> _Your instructions_
Read the listing below and copy out every line that holds "Moderate".

<<<<

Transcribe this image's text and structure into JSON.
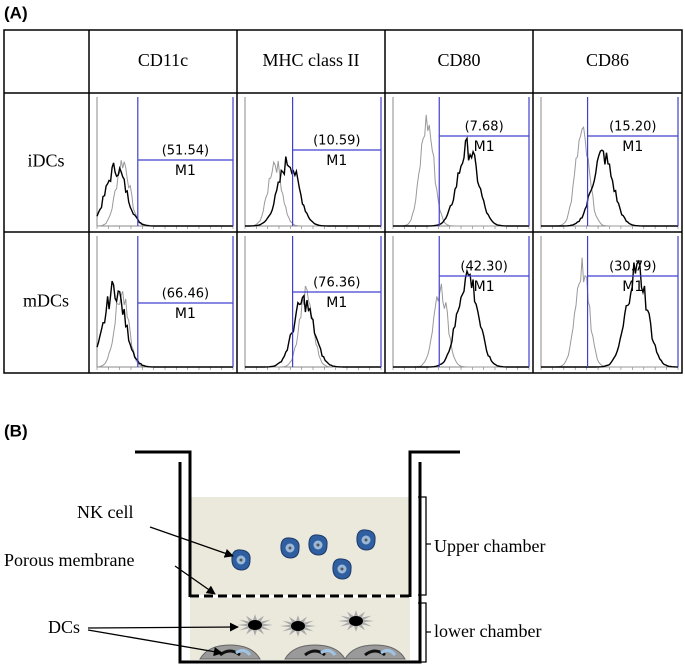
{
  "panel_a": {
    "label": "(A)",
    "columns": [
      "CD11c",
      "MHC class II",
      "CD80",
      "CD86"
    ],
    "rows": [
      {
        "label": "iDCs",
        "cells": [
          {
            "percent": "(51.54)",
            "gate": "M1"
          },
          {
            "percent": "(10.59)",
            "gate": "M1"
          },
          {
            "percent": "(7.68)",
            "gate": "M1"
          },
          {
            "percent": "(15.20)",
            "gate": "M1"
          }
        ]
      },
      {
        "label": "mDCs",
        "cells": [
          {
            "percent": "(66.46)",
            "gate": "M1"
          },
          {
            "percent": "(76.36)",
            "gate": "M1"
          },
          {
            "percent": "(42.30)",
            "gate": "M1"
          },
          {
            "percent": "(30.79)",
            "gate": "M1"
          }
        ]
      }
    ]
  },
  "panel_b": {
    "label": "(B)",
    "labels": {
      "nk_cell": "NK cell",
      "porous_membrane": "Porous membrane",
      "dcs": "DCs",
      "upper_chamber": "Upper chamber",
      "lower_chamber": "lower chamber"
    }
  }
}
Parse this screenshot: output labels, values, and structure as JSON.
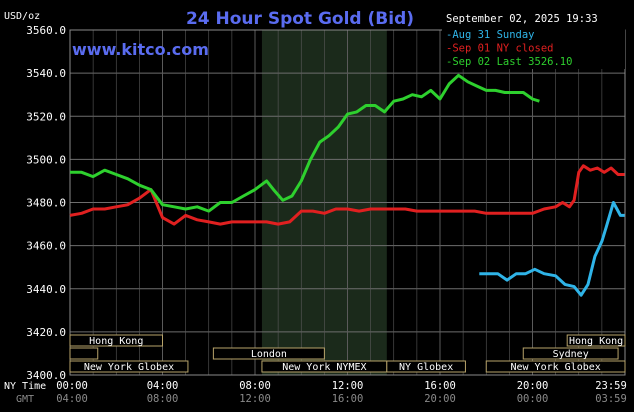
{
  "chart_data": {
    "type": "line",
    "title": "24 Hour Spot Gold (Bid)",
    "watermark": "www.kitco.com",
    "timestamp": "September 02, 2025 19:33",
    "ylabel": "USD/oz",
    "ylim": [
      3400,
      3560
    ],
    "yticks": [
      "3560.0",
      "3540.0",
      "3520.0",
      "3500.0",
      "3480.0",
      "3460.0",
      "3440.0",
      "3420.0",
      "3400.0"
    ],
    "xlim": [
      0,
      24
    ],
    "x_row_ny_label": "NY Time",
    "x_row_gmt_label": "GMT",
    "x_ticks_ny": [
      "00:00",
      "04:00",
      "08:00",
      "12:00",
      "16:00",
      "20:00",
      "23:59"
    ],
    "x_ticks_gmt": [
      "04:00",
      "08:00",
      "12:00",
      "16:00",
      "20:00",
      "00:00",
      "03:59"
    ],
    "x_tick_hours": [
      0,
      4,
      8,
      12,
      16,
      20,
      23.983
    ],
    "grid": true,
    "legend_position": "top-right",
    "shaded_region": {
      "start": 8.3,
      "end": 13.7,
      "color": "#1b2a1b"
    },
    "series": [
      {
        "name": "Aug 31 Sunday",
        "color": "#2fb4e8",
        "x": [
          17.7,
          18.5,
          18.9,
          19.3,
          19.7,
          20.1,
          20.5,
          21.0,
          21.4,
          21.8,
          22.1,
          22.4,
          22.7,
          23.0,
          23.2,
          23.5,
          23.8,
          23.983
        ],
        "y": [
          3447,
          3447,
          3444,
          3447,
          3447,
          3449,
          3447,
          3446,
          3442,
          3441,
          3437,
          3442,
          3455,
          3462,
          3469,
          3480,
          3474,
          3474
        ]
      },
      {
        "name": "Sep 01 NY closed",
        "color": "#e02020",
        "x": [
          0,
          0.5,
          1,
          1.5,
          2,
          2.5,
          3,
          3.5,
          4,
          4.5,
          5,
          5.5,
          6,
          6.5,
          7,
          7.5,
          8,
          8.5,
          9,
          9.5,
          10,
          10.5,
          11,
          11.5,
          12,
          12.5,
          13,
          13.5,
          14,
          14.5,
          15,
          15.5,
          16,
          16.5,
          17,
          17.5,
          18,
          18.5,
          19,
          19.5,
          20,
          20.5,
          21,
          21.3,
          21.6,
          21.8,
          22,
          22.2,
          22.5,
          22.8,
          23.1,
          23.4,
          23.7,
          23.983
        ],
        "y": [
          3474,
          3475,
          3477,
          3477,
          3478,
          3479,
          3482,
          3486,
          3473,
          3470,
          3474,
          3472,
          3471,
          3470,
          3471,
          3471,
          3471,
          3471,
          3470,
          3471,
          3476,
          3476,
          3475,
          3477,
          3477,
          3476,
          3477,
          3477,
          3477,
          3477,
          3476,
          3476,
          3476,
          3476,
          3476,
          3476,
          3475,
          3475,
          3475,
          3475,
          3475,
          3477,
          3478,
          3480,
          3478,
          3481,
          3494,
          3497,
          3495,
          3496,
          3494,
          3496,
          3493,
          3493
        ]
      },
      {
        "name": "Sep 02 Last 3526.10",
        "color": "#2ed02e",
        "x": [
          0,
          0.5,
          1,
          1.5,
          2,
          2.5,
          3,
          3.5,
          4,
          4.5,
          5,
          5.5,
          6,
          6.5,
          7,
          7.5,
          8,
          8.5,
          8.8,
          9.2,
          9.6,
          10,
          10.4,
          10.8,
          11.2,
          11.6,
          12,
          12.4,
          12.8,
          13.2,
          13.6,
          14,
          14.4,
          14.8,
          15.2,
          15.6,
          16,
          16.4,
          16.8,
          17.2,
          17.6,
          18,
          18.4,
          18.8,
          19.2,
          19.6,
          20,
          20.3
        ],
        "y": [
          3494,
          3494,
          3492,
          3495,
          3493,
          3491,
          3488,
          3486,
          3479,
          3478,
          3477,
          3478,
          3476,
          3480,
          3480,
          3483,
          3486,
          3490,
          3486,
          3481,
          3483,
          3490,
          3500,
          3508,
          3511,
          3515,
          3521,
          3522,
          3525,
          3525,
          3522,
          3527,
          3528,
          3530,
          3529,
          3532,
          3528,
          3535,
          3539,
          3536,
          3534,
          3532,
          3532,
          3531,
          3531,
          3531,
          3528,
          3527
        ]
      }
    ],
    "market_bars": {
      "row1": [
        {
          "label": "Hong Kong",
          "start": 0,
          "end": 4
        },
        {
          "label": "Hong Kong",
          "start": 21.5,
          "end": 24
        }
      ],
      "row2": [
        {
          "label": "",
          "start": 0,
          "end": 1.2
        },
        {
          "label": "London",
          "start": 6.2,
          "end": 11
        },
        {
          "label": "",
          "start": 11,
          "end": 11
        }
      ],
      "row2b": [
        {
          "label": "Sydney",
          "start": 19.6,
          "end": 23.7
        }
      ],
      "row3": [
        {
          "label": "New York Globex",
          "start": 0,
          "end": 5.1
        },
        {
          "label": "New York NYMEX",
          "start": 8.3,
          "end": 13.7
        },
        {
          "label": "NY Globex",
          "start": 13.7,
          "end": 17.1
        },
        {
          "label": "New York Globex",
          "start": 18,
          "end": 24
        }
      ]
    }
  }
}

>>>>
<<<<

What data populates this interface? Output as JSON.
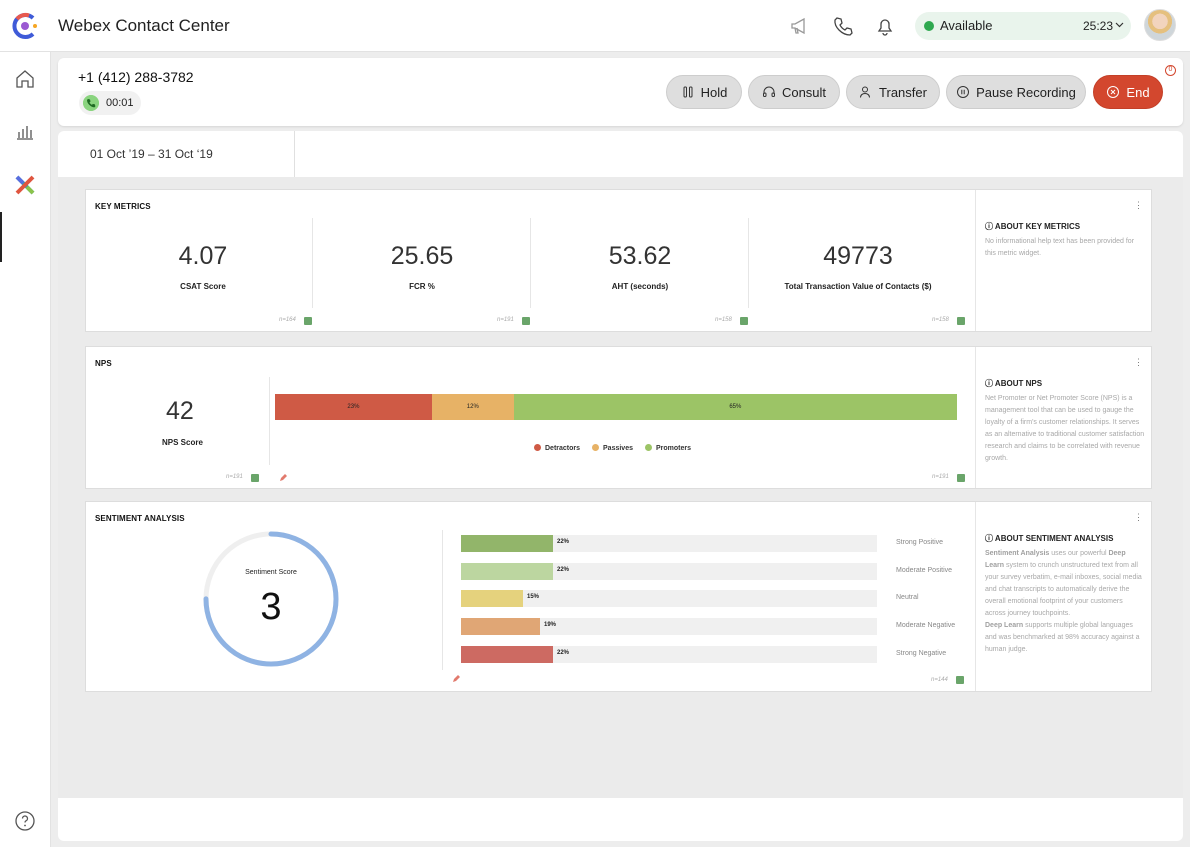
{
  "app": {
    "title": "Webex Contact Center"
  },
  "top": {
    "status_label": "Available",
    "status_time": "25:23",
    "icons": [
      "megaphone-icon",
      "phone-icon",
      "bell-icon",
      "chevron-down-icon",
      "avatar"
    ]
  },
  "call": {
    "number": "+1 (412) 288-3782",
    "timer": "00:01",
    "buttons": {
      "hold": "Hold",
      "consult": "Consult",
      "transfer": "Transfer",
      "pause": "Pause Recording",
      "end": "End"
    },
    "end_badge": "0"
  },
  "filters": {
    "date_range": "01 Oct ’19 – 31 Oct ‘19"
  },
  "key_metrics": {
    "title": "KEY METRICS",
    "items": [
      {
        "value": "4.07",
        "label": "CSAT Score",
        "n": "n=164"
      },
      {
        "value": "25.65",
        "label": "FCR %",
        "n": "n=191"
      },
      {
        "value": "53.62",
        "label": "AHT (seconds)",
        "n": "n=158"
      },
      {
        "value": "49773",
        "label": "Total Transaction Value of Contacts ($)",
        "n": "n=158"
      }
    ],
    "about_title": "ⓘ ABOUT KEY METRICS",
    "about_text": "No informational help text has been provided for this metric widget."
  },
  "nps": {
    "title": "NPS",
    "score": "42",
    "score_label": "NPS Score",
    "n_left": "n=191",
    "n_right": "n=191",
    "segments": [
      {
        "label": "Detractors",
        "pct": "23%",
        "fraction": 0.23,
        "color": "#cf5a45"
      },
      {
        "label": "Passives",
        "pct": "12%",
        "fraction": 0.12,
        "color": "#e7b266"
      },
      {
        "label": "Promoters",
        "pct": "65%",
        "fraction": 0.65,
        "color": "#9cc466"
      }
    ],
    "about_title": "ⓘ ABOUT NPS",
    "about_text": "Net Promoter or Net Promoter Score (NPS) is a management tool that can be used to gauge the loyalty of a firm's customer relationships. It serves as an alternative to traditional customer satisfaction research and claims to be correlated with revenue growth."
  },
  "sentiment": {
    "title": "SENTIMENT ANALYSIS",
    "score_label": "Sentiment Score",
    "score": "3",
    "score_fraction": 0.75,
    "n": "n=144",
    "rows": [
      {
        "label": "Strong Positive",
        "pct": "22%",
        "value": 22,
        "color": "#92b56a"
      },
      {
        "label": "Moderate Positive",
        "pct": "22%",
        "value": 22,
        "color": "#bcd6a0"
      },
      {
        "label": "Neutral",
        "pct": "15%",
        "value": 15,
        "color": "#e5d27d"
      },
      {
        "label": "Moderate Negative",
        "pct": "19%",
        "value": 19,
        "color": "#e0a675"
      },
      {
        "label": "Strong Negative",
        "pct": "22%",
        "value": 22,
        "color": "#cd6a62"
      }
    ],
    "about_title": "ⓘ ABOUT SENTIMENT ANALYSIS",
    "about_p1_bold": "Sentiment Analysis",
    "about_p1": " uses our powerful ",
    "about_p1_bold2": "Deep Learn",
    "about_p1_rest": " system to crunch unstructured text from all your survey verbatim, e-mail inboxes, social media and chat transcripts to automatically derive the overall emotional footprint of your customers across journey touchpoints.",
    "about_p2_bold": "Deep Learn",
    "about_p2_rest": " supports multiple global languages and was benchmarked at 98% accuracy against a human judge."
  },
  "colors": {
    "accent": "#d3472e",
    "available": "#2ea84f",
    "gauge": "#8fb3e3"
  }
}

>>>>
<<<<

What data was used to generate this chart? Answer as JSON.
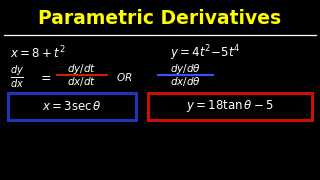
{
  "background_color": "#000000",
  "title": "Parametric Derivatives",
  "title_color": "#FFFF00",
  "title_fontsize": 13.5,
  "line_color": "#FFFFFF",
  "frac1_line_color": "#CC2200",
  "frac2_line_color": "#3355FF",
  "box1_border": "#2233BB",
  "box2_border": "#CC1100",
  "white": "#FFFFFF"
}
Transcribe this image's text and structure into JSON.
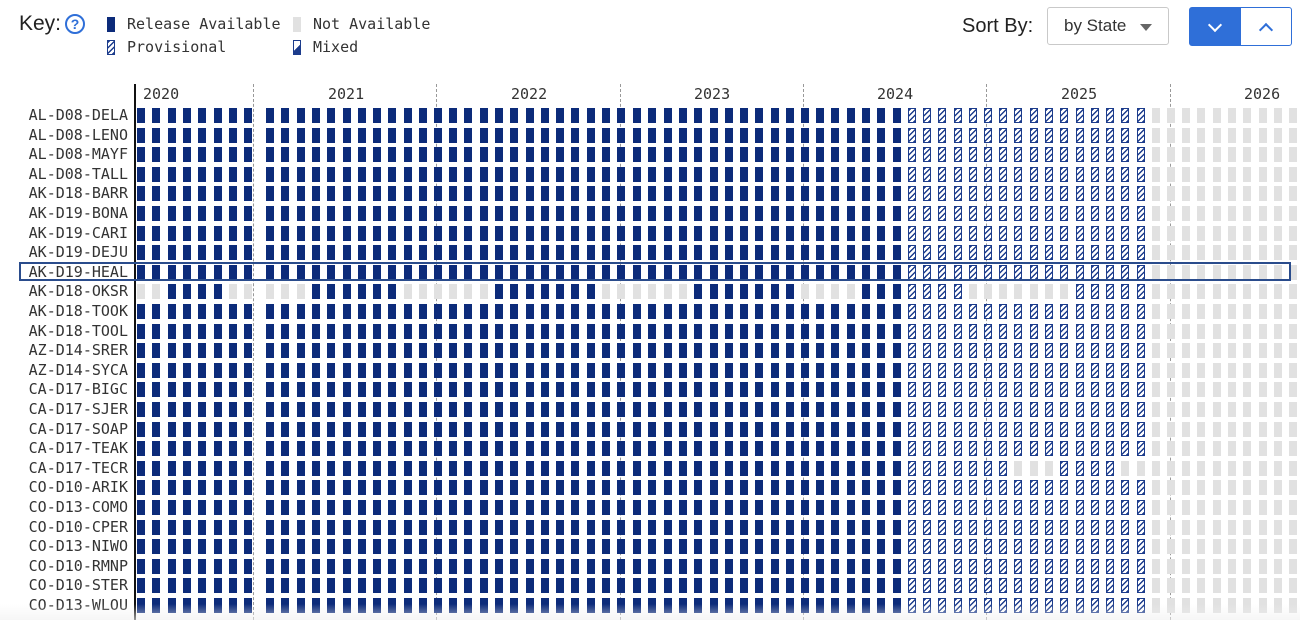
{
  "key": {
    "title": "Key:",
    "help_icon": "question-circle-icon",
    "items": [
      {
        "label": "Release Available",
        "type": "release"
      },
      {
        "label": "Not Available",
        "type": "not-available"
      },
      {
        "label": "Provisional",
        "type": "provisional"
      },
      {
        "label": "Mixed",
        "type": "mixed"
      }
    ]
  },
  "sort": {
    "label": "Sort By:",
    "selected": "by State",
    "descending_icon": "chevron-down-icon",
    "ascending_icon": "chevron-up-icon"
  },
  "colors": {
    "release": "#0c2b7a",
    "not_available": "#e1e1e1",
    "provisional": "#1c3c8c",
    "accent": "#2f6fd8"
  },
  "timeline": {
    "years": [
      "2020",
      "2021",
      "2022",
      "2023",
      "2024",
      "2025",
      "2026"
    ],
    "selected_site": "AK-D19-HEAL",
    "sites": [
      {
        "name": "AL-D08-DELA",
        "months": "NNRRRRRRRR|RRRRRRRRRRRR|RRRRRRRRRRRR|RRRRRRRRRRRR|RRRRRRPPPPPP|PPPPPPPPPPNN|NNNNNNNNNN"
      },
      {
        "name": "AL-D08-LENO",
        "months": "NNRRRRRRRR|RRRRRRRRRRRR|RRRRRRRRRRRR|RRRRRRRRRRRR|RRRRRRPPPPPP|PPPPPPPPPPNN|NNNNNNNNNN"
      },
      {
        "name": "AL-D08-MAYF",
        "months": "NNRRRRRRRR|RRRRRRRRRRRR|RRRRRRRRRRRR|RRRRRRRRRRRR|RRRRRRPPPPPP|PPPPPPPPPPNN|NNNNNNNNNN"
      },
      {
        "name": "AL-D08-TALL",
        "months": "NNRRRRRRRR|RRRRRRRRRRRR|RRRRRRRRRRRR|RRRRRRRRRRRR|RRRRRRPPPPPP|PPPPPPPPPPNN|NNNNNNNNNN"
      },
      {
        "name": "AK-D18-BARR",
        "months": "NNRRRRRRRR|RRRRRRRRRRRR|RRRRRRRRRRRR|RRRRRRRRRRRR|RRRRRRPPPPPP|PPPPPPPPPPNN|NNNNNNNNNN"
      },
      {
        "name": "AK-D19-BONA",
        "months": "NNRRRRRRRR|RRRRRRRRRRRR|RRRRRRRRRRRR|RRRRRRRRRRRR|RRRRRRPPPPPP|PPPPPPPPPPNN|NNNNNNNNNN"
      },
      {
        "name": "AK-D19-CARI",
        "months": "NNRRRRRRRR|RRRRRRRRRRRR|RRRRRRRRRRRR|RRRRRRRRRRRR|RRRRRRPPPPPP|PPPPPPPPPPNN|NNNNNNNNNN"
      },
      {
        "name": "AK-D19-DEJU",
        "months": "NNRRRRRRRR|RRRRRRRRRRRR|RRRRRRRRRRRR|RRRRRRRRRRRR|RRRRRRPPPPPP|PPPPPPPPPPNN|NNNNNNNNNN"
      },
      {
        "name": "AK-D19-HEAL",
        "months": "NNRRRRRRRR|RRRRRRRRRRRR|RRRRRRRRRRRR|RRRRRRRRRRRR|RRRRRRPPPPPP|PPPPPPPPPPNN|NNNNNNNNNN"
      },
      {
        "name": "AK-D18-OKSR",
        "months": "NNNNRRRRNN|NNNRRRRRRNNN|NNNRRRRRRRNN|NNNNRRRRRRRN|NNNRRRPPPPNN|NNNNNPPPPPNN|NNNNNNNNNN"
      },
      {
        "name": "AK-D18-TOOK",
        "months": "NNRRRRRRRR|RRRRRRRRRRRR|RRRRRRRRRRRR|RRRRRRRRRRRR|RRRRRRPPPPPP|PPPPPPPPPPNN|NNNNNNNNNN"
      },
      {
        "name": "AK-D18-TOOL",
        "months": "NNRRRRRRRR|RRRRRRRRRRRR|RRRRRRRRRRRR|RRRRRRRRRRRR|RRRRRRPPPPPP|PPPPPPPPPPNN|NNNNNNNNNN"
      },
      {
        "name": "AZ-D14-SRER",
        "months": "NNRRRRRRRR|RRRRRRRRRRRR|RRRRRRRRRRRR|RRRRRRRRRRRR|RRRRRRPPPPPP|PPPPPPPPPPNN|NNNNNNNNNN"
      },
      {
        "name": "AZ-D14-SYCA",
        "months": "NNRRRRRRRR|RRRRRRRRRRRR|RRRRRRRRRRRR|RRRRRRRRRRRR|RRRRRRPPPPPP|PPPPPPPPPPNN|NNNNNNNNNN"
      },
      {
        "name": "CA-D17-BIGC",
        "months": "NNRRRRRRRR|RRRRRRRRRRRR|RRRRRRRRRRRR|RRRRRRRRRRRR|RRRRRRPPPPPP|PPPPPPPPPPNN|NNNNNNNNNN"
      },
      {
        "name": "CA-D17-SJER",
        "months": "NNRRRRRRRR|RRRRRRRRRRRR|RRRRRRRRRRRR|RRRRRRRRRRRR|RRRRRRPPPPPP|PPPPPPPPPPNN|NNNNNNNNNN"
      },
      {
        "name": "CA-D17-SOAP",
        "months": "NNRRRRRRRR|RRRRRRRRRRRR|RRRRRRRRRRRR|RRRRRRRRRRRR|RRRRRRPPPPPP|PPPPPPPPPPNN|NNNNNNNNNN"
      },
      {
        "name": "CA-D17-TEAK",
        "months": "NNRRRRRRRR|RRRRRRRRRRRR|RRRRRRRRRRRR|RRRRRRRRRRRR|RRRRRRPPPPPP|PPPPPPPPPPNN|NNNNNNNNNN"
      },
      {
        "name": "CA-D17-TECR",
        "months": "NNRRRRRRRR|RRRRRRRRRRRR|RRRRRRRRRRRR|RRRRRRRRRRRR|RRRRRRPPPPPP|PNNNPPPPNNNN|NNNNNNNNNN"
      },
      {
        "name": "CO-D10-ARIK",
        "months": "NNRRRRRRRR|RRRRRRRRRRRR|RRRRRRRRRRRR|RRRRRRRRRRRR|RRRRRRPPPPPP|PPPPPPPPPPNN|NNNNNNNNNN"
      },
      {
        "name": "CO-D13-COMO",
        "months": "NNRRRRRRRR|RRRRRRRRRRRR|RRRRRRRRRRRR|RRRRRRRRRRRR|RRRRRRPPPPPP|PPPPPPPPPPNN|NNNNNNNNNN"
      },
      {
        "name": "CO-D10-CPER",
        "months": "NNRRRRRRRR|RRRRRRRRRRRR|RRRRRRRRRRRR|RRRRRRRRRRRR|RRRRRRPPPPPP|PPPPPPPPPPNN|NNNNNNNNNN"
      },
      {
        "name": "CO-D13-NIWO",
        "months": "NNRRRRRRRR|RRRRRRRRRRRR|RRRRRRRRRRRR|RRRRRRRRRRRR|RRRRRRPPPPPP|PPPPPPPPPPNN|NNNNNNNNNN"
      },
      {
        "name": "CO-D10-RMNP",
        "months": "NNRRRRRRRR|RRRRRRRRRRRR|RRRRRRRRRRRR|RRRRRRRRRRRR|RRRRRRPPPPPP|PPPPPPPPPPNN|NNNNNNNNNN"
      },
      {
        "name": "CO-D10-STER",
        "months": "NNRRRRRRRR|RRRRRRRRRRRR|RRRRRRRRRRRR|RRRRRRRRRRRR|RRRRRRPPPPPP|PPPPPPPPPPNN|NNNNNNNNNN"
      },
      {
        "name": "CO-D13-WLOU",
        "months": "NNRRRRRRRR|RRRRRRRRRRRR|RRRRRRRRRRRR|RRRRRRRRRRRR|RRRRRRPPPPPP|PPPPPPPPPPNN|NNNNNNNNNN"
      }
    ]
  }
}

>>>>

> _Finished task_
        "label": "Moderate Positive",
        "label": "Moderate Negative",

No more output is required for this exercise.